**EXERCISE TASK**:
The records below must be retyped exactly.

**EXERCISE INPUT**:

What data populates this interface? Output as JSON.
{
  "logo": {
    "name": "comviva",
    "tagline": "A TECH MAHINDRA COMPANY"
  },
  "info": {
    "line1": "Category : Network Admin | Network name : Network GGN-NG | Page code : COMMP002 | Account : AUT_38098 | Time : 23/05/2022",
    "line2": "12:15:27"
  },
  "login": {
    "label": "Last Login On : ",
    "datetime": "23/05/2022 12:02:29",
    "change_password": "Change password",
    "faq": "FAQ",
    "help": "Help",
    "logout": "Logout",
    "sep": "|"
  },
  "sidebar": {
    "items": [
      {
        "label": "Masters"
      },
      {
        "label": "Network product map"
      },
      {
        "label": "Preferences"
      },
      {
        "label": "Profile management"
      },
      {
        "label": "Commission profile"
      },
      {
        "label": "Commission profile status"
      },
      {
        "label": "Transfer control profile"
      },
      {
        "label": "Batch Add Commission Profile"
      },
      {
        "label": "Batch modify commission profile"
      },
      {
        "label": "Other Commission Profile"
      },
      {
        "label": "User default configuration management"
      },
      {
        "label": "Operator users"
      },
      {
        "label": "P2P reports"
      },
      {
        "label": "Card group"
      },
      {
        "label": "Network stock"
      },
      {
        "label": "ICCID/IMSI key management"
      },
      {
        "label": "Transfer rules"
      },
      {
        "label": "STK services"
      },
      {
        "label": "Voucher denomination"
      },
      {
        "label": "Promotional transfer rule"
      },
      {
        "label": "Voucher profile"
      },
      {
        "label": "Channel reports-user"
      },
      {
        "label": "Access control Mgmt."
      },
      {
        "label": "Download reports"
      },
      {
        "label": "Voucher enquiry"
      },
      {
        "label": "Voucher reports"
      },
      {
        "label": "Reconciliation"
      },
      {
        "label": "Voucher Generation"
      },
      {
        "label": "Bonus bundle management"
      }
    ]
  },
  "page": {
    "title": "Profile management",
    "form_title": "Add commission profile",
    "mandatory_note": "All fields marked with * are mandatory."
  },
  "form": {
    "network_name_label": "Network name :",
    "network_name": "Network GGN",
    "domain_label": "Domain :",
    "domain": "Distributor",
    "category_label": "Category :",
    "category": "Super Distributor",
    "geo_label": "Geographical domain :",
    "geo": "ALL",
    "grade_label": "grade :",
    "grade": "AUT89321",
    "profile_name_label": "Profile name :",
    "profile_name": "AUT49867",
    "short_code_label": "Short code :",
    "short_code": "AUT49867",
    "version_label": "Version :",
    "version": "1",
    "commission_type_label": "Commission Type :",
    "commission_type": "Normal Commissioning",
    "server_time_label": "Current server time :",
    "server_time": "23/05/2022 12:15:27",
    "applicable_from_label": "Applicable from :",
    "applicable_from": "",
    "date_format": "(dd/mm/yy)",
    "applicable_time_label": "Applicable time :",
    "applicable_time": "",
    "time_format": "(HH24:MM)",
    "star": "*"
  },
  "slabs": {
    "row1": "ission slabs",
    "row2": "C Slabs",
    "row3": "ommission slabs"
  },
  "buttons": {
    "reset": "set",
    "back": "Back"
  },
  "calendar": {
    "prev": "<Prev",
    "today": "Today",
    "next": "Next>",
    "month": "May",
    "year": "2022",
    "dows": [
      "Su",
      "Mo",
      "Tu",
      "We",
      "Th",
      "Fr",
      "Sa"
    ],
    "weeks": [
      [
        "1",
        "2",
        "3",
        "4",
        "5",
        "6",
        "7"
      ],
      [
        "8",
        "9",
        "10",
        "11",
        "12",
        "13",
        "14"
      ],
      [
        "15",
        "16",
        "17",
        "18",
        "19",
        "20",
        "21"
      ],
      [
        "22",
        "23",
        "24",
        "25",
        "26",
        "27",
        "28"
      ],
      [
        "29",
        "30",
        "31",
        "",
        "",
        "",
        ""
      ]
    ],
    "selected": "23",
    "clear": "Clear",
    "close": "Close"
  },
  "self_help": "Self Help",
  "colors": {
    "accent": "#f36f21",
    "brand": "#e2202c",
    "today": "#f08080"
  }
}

**EXERCISE SOLUTION**:
What data populates this interface? Output as JSON.
{
  "logo": {
    "name": "comviva",
    "tagline": "A TECH MAHINDRA COMPANY"
  },
  "info": {
    "line1": "Category : Network Admin | Network name : Network GGN-NG | Page code : COMMP002 | Account : AUT_38098 | Time : 23/05/2022",
    "line2": "12:15:27"
  },
  "login": {
    "label": "Last Login On : ",
    "datetime": "23/05/2022 12:02:29",
    "change_password": "Change password",
    "faq": "FAQ",
    "help": "Help",
    "logout": "Logout",
    "sep": "|"
  },
  "sidebar": {
    "items": [
      {
        "label": "Masters"
      },
      {
        "label": "Network product map"
      },
      {
        "label": "Preferences"
      },
      {
        "label": "Profile management"
      },
      {
        "label": "Commission profile"
      },
      {
        "label": "Commission profile status"
      },
      {
        "label": "Transfer control profile"
      },
      {
        "label": "Batch Add Commission Profile"
      },
      {
        "label": "Batch modify commission profile"
      },
      {
        "label": "Other Commission Profile"
      },
      {
        "label": "User default configuration management"
      },
      {
        "label": "Operator users"
      },
      {
        "label": "P2P reports"
      },
      {
        "label": "Card group"
      },
      {
        "label": "Network stock"
      },
      {
        "label": "ICCID/IMSI key management"
      },
      {
        "label": "Transfer rules"
      },
      {
        "label": "STK services"
      },
      {
        "label": "Voucher denomination"
      },
      {
        "label": "Promotional transfer rule"
      },
      {
        "label": "Voucher profile"
      },
      {
        "label": "Channel reports-user"
      },
      {
        "label": "Access control Mgmt."
      },
      {
        "label": "Download reports"
      },
      {
        "label": "Voucher enquiry"
      },
      {
        "label": "Voucher reports"
      },
      {
        "label": "Reconciliation"
      },
      {
        "label": "Voucher Generation"
      },
      {
        "label": "Bonus bundle management"
      }
    ]
  },
  "page": {
    "title": "Profile management",
    "form_title": "Add commission profile",
    "mandatory_note": "All fields marked with * are mandatory."
  },
  "form": {
    "network_name_label": "Network name :",
    "network_name": "Network GGN",
    "domain_label": "Domain :",
    "domain": "Distributor",
    "category_label": "Category :",
    "category": "Super Distributor",
    "geo_label": "Geographical domain :",
    "geo": "ALL",
    "grade_label": "grade :",
    "grade": "AUT89321",
    "profile_name_label": "Profile name :",
    "profile_name": "AUT49867",
    "short_code_label": "Short code :",
    "short_code": "AUT49867",
    "version_label": "Version :",
    "version": "1",
    "commission_type_label": "Commission Type :",
    "commission_type": "Normal Commissioning",
    "server_time_label": "Current server time :",
    "server_time": "23/05/2022 12:15:27",
    "applicable_from_label": "Applicable from :",
    "applicable_from": "",
    "date_format": "(dd/mm/yy)",
    "applicable_time_label": "Applicable time :",
    "applicable_time": "",
    "time_format": "(HH24:MM)",
    "star": "*"
  },
  "slabs": {
    "row1": "ission slabs",
    "row2": "C Slabs",
    "row3": "ommission slabs"
  },
  "buttons": {
    "reset": "set",
    "back": "Back"
  },
  "calendar": {
    "prev": "<Prev",
    "today": "Today",
    "next": "Next>",
    "month": "May",
    "year": "2022",
    "dows": [
      "Su",
      "Mo",
      "Tu",
      "We",
      "Th",
      "Fr",
      "Sa"
    ],
    "weeks": [
      [
        "1",
        "2",
        "3",
        "4",
        "5",
        "6",
        "7"
      ],
      [
        "8",
        "9",
        "10",
        "11",
        "12",
        "13",
        "14"
      ],
      [
        "15",
        "16",
        "17",
        "18",
        "19",
        "20",
        "21"
      ],
      [
        "22",
        "23",
        "24",
        "25",
        "26",
        "27",
        "28"
      ],
      [
        "29",
        "30",
        "31",
        "",
        "",
        "",
        ""
      ]
    ],
    "selected": "23",
    "clear": "Clear",
    "close": "Close"
  },
  "self_help": "Self Help",
  "colors": {
    "accent": "#f36f21",
    "brand": "#e2202c",
    "today": "#f08080"
  }
}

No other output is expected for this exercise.